Directive: Locate every line in the material below that has the word "datetime". Copy each of those lines.
## BEGIN The records
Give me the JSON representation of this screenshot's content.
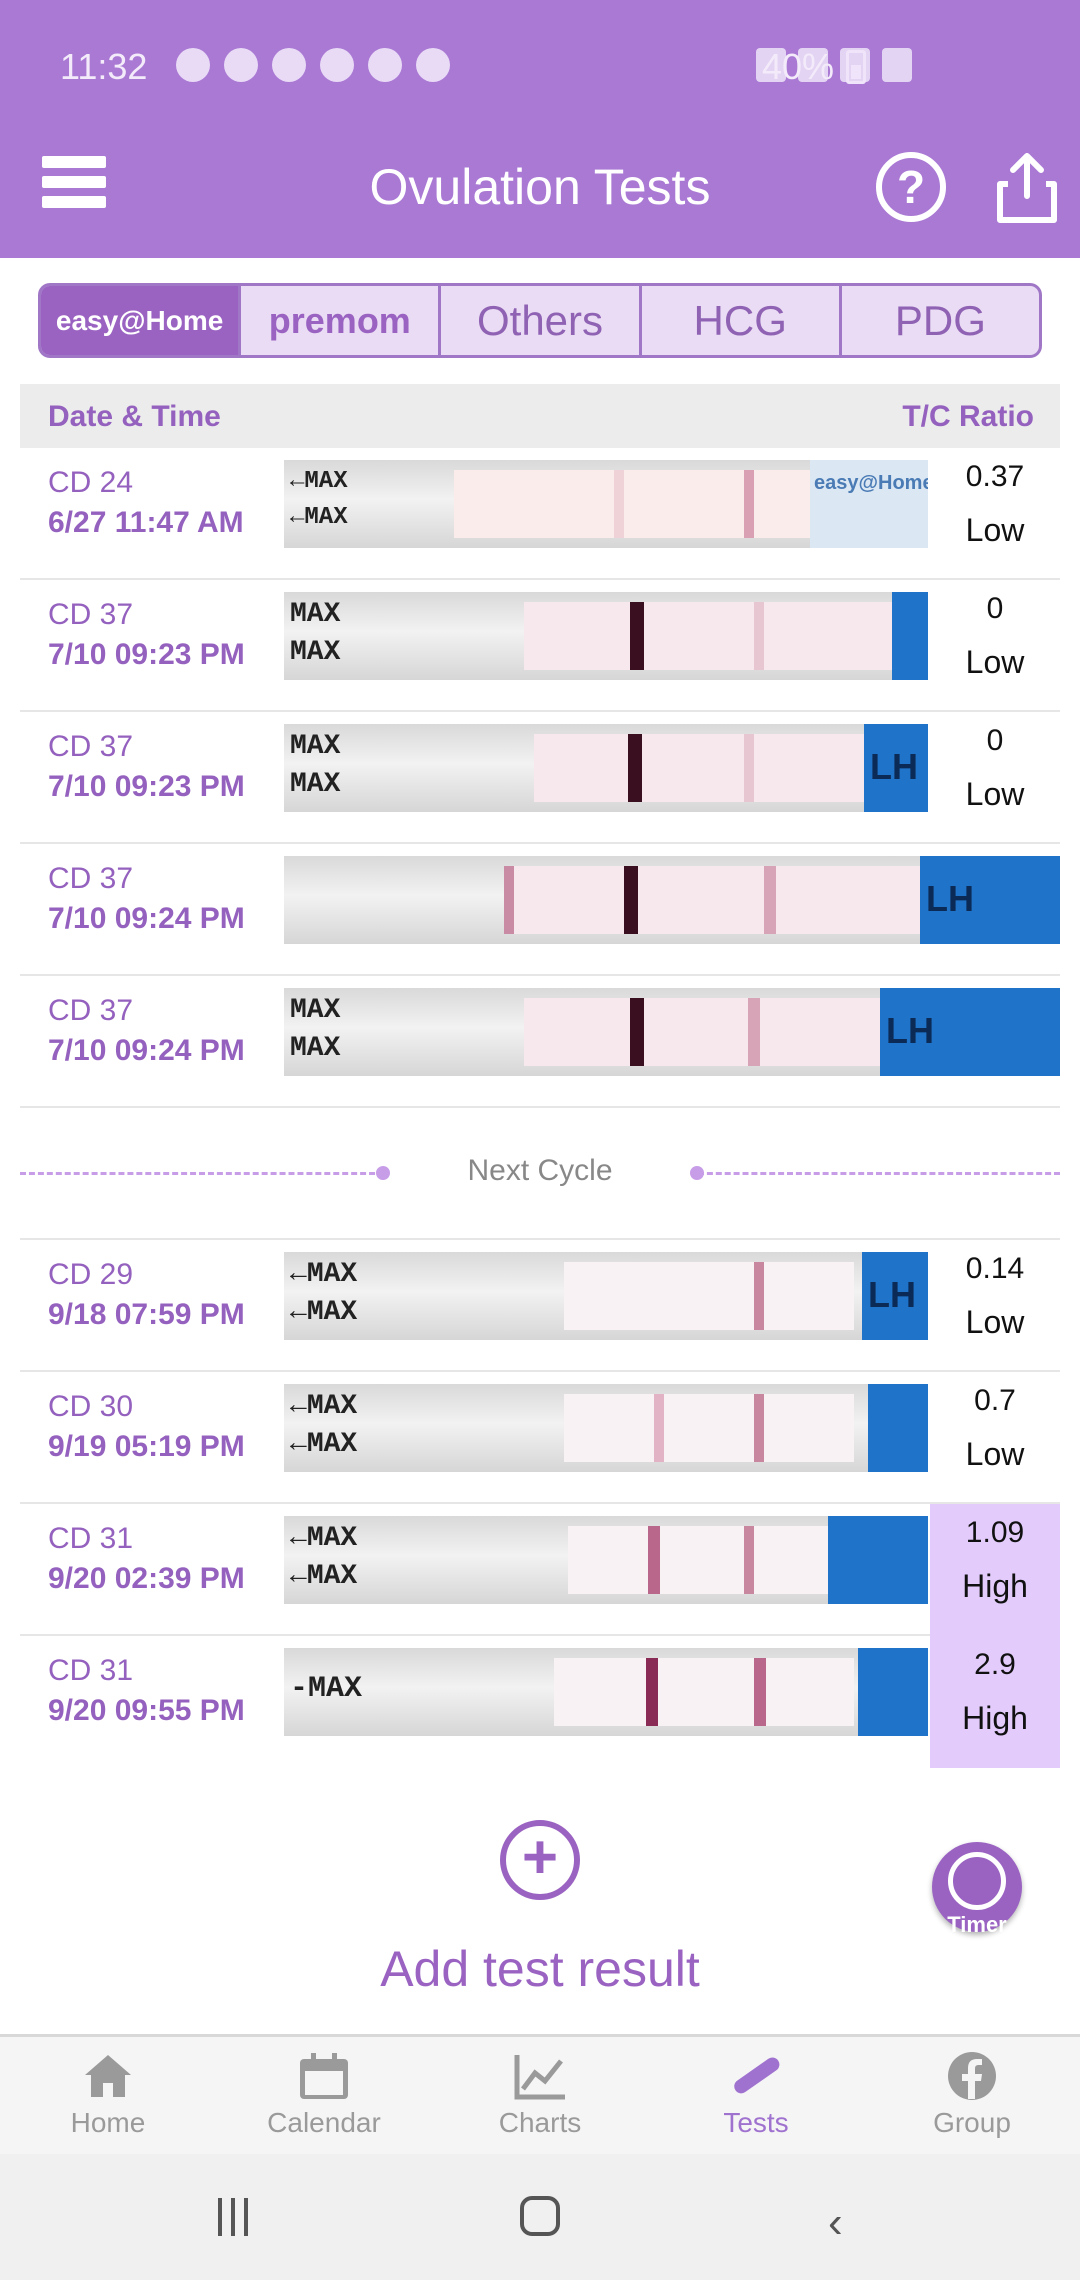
{
  "status_bar": {
    "time": "11:32",
    "battery": "40%"
  },
  "app_bar": {
    "title": "Ovulation Tests"
  },
  "brand_tabs": [
    {
      "label": "easy@Home"
    },
    {
      "label": "premom"
    },
    {
      "label": "Others"
    },
    {
      "label": "HCG"
    },
    {
      "label": "PDG"
    }
  ],
  "table_header": {
    "left": "Date & Time",
    "right": "T/C Ratio"
  },
  "rows_first": [
    {
      "cd": "CD 24",
      "datetime": "6/27  11:47 AM",
      "ratio": "0.37",
      "level": "Low"
    },
    {
      "cd": "CD 37",
      "datetime": "7/10  09:23 PM",
      "ratio": "0",
      "level": "Low"
    },
    {
      "cd": "CD 37",
      "datetime": "7/10  09:23 PM",
      "ratio": "0",
      "level": "Low"
    },
    {
      "cd": "CD 37",
      "datetime": "7/10  09:24 PM"
    },
    {
      "cd": "CD 37",
      "datetime": "7/10  09:24 PM"
    }
  ],
  "next_cycle_label": "Next Cycle",
  "rows_second": [
    {
      "cd": "CD 29",
      "datetime": "9/18  07:59 PM",
      "ratio": "0.14",
      "level": "Low"
    },
    {
      "cd": "CD 30",
      "datetime": "9/19  05:19 PM",
      "ratio": "0.7",
      "level": "Low"
    },
    {
      "cd": "CD 31",
      "datetime": "9/20  02:39 PM",
      "ratio": "1.09",
      "level": "High"
    },
    {
      "cd": "CD 31",
      "datetime": "9/20  09:55 PM",
      "ratio": "2.9",
      "level": "High"
    }
  ],
  "strip_text": {
    "max": "MAX",
    "lh": "LH",
    "brand_label": "easy@Home"
  },
  "add": {
    "label": "Add test result"
  },
  "timer": {
    "label": "Timer"
  },
  "bottom_nav": [
    {
      "label": "Home"
    },
    {
      "label": "Calendar"
    },
    {
      "label": "Charts"
    },
    {
      "label": "Tests"
    },
    {
      "label": "Group"
    }
  ],
  "colors": {
    "primary": "#a979d4",
    "accent": "#9a63c2",
    "high_bg": "#e3ccfb"
  }
}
## END The records
The response:
      "datetime": "6/27  11:47 AM",
      "datetime": "7/10  09:23 PM",
      "datetime": "7/10  09:23 PM",
      "datetime": "7/10  09:24 PM"
      "datetime": "7/10  09:24 PM"
      "datetime": "9/18  07:59 PM",
      "datetime": "9/19  05:19 PM",
      "datetime": "9/20  02:39 PM",
      "datetime": "9/20  09:55 PM",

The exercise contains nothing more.